**TASK BRIEF**: Exactly reproduce each record listed below.
━━━ PROVIDED MATERIAL ━━━
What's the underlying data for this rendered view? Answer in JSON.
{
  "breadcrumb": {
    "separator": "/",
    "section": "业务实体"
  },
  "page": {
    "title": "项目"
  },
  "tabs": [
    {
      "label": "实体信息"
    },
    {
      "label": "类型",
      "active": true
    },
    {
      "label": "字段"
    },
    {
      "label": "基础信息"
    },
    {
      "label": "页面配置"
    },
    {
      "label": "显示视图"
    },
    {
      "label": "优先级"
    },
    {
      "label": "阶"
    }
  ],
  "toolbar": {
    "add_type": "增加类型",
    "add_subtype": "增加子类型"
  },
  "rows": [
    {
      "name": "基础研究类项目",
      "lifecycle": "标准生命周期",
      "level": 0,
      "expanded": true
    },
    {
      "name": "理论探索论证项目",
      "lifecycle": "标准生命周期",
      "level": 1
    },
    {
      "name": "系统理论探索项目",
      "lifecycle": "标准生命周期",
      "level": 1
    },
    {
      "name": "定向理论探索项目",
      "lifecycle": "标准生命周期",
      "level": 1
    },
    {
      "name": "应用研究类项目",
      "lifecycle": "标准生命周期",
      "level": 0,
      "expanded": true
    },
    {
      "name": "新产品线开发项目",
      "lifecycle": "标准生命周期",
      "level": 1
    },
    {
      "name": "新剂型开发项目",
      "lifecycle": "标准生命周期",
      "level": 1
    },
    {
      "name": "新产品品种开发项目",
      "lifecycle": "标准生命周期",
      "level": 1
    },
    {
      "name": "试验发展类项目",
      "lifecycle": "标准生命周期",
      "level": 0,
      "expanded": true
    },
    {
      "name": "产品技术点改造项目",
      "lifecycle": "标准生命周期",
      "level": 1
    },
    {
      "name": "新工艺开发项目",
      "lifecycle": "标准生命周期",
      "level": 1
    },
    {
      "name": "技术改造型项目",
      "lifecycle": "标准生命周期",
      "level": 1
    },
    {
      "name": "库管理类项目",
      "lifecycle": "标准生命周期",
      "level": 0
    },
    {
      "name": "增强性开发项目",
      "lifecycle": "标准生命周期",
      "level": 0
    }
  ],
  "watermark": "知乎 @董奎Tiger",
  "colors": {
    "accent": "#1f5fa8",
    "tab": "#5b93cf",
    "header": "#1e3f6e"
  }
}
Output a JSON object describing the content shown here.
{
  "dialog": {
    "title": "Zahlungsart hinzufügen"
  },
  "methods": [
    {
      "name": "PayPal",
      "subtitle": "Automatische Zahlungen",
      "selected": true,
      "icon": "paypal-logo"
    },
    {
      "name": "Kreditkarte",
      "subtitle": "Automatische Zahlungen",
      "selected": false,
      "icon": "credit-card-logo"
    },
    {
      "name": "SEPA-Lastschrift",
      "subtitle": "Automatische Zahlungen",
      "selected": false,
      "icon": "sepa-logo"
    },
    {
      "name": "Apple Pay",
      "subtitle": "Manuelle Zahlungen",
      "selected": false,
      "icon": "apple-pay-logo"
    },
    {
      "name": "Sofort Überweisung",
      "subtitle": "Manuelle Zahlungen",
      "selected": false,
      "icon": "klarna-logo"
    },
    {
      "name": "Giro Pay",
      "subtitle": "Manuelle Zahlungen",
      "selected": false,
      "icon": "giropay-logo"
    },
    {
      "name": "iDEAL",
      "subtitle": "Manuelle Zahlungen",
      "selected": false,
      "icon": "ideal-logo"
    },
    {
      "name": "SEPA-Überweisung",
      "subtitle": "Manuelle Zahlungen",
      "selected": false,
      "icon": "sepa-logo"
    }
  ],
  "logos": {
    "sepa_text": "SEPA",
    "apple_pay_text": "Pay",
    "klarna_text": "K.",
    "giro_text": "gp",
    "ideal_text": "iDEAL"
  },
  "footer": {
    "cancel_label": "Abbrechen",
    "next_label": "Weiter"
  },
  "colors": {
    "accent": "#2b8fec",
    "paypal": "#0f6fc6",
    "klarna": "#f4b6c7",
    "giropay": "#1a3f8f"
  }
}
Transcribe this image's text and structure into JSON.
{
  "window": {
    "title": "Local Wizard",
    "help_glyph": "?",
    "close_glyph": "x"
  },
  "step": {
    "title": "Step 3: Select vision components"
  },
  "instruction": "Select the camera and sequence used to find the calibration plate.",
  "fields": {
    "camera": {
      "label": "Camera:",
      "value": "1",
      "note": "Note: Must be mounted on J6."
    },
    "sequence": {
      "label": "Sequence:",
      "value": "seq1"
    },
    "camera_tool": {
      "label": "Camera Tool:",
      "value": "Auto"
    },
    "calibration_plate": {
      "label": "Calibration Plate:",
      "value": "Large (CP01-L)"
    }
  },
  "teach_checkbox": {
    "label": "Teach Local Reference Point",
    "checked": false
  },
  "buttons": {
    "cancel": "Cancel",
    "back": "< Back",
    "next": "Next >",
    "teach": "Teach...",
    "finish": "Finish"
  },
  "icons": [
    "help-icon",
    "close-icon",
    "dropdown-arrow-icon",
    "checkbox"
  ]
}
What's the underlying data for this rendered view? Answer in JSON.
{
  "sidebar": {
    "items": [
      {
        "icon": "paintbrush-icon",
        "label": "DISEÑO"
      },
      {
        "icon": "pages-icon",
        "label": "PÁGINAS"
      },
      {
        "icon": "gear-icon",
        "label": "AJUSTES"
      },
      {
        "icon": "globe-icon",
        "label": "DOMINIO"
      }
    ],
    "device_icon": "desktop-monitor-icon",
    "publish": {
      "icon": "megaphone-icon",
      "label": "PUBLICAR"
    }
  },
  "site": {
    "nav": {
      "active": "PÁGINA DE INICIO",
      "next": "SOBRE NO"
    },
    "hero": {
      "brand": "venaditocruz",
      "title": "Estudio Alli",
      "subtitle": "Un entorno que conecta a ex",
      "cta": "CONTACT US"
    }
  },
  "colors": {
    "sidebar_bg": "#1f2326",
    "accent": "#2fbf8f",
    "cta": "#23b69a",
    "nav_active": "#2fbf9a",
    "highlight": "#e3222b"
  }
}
━━━
**OUTPUT BELOW**:
What's the underlying data for this rendered view? Answer in JSON.
{
  "breadcrumb": {
    "separator": "/",
    "section": "业务实体"
  },
  "page": {
    "title": "项目"
  },
  "tabs": [
    {
      "label": "实体信息"
    },
    {
      "label": "类型",
      "active": true
    },
    {
      "label": "字段"
    },
    {
      "label": "基础信息"
    },
    {
      "label": "页面配置"
    },
    {
      "label": "显示视图"
    },
    {
      "label": "优先级"
    },
    {
      "label": "阶"
    }
  ],
  "toolbar": {
    "add_type": "增加类型",
    "add_subtype": "增加子类型"
  },
  "rows": [
    {
      "name": "基础研究类项目",
      "lifecycle": "标准生命周期",
      "level": 0,
      "expanded": true
    },
    {
      "name": "理论探索论证项目",
      "lifecycle": "标准生命周期",
      "level": 1
    },
    {
      "name": "系统理论探索项目",
      "lifecycle": "标准生命周期",
      "level": 1
    },
    {
      "name": "定向理论探索项目",
      "lifecycle": "标准生命周期",
      "level": 1
    },
    {
      "name": "应用研究类项目",
      "lifecycle": "标准生命周期",
      "level": 0,
      "expanded": true
    },
    {
      "name": "新产品线开发项目",
      "lifecycle": "标准生命周期",
      "level": 1
    },
    {
      "name": "新剂型开发项目",
      "lifecycle": "标准生命周期",
      "level": 1
    },
    {
      "name": "新产品品种开发项目",
      "lifecycle": "标准生命周期",
      "level": 1
    },
    {
      "name": "试验发展类项目",
      "lifecycle": "标准生命周期",
      "level": 0,
      "expanded": true
    },
    {
      "name": "产品技术点改造项目",
      "lifecycle": "标准生命周期",
      "level": 1
    },
    {
      "name": "新工艺开发项目",
      "lifecycle": "标准生命周期",
      "level": 1
    },
    {
      "name": "技术改造型项目",
      "lifecycle": "标准生命周期",
      "level": 1
    },
    {
      "name": "库管理类项目",
      "lifecycle": "标准生命周期",
      "level": 0
    },
    {
      "name": "增强性开发项目",
      "lifecycle": "标准生命周期",
      "level": 0
    }
  ],
  "watermark": "知乎 @董奎Tiger",
  "colors": {
    "accent": "#1f5fa8",
    "tab": "#5b93cf",
    "header": "#1e3f6e"
  }
}
Output a JSON object describing the content shown here.
{
  "dialog": {
    "title": "Zahlungsart hinzufügen"
  },
  "methods": [
    {
      "name": "PayPal",
      "subtitle": "Automatische Zahlungen",
      "selected": true,
      "icon": "paypal-logo"
    },
    {
      "name": "Kreditkarte",
      "subtitle": "Automatische Zahlungen",
      "selected": false,
      "icon": "credit-card-logo"
    },
    {
      "name": "SEPA-Lastschrift",
      "subtitle": "Automatische Zahlungen",
      "selected": false,
      "icon": "sepa-logo"
    },
    {
      "name": "Apple Pay",
      "subtitle": "Manuelle Zahlungen",
      "selected": false,
      "icon": "apple-pay-logo"
    },
    {
      "name": "Sofort Überweisung",
      "subtitle": "Manuelle Zahlungen",
      "selected": false,
      "icon": "klarna-logo"
    },
    {
      "name": "Giro Pay",
      "subtitle": "Manuelle Zahlungen",
      "selected": false,
      "icon": "giropay-logo"
    },
    {
      "name": "iDEAL",
      "subtitle": "Manuelle Zahlungen",
      "selected": false,
      "icon": "ideal-logo"
    },
    {
      "name": "SEPA-Überweisung",
      "subtitle": "Manuelle Zahlungen",
      "selected": false,
      "icon": "sepa-logo"
    }
  ],
  "logos": {
    "sepa_text": "SEPA",
    "apple_pay_text": "Pay",
    "klarna_text": "K.",
    "giro_text": "gp",
    "ideal_text": "iDEAL"
  },
  "footer": {
    "cancel_label": "Abbrechen",
    "next_label": "Weiter"
  },
  "colors": {
    "accent": "#2b8fec",
    "paypal": "#0f6fc6",
    "klarna": "#f4b6c7",
    "giropay": "#1a3f8f"
  }
}
Transcribe this image's text and structure into JSON.
{
  "window": {
    "title": "Local Wizard",
    "help_glyph": "?",
    "close_glyph": "x"
  },
  "step": {
    "title": "Step 3: Select vision components"
  },
  "instruction": "Select the camera and sequence used to find the calibration plate.",
  "fields": {
    "camera": {
      "label": "Camera:",
      "value": "1",
      "note": "Note: Must be mounted on J6."
    },
    "sequence": {
      "label": "Sequence:",
      "value": "seq1"
    },
    "camera_tool": {
      "label": "Camera Tool:",
      "value": "Auto"
    },
    "calibration_plate": {
      "label": "Calibration Plate:",
      "value": "Large (CP01-L)"
    }
  },
  "teach_checkbox": {
    "label": "Teach Local Reference Point",
    "checked": false
  },
  "buttons": {
    "cancel": "Cancel",
    "back": "< Back",
    "next": "Next >",
    "teach": "Teach...",
    "finish": "Finish"
  },
  "icons": [
    "help-icon",
    "close-icon",
    "dropdown-arrow-icon",
    "checkbox"
  ]
}
What's the underlying data for this rendered view? Answer in JSON.
{
  "sidebar": {
    "items": [
      {
        "icon": "paintbrush-icon",
        "label": "DISEÑO"
      },
      {
        "icon": "pages-icon",
        "label": "PÁGINAS"
      },
      {
        "icon": "gear-icon",
        "label": "AJUSTES"
      },
      {
        "icon": "globe-icon",
        "label": "DOMINIO"
      }
    ],
    "device_icon": "desktop-monitor-icon",
    "publish": {
      "icon": "megaphone-icon",
      "label": "PUBLICAR"
    }
  },
  "site": {
    "nav": {
      "active": "PÁGINA DE INICIO",
      "next": "SOBRE NO"
    },
    "hero": {
      "brand": "venaditocruz",
      "title": "Estudio Alli",
      "subtitle": "Un entorno que conecta a ex",
      "cta": "CONTACT US"
    }
  },
  "colors": {
    "sidebar_bg": "#1f2326",
    "accent": "#2fbf8f",
    "cta": "#23b69a",
    "nav_active": "#2fbf9a",
    "highlight": "#e3222b"
  }
}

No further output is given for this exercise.